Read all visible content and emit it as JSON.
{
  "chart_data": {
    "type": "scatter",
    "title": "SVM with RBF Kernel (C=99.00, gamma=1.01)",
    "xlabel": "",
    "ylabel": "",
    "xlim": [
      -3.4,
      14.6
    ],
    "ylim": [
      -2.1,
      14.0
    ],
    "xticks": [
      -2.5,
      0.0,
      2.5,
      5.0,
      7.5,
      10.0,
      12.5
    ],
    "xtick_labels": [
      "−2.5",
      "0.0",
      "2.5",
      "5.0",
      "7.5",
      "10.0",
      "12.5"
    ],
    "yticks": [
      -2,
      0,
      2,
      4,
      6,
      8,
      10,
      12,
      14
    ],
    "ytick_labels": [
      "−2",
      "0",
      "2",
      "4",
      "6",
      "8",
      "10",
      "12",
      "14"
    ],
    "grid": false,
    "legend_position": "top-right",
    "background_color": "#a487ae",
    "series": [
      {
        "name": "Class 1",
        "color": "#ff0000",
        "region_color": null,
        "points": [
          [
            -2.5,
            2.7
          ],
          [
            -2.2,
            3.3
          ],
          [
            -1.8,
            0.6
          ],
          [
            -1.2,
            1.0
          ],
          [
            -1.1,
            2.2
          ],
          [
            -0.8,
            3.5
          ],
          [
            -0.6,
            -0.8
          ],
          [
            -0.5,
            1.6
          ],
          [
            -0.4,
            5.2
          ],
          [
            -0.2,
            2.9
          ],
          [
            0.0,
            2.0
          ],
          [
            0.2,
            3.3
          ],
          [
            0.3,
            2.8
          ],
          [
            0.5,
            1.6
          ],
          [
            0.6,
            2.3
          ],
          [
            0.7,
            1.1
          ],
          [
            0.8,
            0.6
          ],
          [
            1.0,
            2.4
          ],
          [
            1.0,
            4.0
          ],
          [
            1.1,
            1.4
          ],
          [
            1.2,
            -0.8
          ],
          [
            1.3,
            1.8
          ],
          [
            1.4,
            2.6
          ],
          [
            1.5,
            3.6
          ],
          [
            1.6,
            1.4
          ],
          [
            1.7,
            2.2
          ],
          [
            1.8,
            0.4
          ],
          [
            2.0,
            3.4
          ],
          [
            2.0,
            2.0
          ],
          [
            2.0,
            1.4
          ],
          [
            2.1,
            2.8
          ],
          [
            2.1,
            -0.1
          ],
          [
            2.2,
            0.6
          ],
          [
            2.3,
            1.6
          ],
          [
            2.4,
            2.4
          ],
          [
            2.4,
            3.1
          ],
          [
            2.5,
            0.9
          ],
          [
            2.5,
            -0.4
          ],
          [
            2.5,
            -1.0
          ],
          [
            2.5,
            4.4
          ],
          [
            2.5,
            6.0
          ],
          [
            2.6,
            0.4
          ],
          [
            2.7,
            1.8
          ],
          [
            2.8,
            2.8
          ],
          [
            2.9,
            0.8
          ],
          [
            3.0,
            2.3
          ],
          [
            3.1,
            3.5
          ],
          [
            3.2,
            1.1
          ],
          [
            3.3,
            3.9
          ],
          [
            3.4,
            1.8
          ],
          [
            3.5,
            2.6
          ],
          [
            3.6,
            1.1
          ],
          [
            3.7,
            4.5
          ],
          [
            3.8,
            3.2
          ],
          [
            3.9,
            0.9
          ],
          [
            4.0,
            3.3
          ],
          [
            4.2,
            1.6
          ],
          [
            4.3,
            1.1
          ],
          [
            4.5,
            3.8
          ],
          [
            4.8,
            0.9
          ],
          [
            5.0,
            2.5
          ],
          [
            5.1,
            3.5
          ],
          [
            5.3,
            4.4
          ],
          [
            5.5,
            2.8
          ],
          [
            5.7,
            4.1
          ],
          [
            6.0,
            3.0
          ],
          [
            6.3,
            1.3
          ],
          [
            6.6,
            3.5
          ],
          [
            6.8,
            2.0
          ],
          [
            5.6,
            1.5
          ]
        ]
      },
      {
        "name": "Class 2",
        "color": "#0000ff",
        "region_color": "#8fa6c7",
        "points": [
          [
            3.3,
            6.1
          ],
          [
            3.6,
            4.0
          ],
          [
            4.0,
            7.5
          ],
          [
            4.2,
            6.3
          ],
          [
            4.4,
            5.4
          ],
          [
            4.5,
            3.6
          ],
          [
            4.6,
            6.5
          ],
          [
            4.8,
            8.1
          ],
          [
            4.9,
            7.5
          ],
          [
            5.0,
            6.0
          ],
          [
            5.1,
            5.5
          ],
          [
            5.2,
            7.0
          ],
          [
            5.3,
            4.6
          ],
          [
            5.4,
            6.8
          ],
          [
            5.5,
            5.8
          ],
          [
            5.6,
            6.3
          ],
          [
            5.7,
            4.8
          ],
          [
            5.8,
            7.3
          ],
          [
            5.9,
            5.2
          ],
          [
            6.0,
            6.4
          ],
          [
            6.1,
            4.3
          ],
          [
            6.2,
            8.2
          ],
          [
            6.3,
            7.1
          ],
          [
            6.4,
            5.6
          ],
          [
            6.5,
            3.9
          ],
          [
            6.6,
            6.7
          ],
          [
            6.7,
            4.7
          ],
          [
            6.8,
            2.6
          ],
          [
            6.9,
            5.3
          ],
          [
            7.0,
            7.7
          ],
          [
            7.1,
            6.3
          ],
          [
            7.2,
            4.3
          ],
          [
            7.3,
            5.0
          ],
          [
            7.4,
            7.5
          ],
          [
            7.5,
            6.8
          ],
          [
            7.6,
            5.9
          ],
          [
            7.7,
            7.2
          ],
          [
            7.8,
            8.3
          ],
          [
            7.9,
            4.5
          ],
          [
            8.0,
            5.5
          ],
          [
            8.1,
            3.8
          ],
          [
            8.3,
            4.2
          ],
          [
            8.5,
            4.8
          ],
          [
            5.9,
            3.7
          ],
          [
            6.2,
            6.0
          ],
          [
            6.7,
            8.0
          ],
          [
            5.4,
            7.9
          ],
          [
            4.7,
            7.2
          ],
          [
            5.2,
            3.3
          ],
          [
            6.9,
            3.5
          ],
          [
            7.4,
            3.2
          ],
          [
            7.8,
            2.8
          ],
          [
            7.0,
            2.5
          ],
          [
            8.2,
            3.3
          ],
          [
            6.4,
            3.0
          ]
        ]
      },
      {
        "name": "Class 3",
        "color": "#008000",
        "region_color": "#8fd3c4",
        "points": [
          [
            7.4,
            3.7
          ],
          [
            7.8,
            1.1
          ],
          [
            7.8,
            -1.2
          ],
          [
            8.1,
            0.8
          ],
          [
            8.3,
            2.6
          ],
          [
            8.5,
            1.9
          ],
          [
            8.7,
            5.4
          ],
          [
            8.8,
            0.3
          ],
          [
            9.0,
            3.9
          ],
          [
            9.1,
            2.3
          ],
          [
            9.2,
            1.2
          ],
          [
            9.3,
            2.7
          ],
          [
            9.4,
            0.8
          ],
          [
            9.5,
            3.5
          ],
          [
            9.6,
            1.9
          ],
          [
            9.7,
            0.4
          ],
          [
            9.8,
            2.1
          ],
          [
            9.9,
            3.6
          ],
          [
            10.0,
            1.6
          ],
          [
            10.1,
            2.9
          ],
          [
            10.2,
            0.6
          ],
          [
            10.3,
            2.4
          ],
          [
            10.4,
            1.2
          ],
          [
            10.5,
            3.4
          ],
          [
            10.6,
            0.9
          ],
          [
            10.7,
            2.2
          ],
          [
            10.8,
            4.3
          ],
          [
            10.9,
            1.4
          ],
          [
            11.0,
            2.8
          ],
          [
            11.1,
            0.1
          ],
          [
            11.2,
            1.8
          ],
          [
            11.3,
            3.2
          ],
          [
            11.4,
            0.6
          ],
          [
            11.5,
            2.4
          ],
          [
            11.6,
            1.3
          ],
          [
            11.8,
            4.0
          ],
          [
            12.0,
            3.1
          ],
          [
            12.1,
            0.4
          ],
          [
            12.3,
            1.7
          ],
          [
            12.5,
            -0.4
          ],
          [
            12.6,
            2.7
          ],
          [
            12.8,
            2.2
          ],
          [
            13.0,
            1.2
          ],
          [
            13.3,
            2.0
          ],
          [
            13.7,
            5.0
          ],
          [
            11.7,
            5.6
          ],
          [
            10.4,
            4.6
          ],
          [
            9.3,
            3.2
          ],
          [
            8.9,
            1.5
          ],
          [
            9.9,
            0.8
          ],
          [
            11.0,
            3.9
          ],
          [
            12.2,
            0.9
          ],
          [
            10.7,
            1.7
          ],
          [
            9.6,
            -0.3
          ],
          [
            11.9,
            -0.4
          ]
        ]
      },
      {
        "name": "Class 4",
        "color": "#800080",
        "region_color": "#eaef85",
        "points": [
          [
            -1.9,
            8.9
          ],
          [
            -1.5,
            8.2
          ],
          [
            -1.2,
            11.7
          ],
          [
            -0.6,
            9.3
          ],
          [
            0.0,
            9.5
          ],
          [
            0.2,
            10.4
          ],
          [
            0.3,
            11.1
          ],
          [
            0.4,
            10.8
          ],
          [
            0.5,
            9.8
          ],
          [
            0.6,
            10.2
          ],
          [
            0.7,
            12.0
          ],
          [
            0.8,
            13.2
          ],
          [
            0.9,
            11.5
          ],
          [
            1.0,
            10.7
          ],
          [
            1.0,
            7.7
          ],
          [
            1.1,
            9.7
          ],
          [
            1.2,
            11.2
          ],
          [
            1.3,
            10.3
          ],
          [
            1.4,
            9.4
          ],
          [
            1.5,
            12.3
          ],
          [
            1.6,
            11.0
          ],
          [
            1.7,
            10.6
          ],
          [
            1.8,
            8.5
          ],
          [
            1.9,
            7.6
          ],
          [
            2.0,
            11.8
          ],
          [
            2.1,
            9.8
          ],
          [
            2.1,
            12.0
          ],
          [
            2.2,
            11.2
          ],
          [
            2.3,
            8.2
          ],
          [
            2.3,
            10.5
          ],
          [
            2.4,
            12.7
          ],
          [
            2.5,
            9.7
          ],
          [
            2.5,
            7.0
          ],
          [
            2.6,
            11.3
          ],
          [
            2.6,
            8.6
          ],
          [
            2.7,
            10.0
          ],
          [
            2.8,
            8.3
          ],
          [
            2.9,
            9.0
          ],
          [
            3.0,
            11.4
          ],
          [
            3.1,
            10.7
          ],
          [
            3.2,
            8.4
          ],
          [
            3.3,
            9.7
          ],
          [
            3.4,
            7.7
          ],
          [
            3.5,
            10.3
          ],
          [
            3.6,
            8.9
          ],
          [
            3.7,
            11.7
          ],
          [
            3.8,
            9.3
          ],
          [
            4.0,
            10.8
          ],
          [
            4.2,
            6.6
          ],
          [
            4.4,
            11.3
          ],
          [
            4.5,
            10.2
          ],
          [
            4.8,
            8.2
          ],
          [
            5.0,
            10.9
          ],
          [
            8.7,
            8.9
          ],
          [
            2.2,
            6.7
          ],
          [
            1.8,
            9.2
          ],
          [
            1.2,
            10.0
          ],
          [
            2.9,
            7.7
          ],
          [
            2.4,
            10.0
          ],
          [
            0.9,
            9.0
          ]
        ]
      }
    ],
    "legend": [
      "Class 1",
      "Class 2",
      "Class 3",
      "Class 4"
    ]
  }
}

========================

From the data, list each line in which the string "Class" appears.

        "name": "Class 1",
        "name": "Class 2",
        "name": "Class 3",
        "name": "Class 4",
      "Class 1",
      "Class 2",
      "Class 3",
      "Class 4"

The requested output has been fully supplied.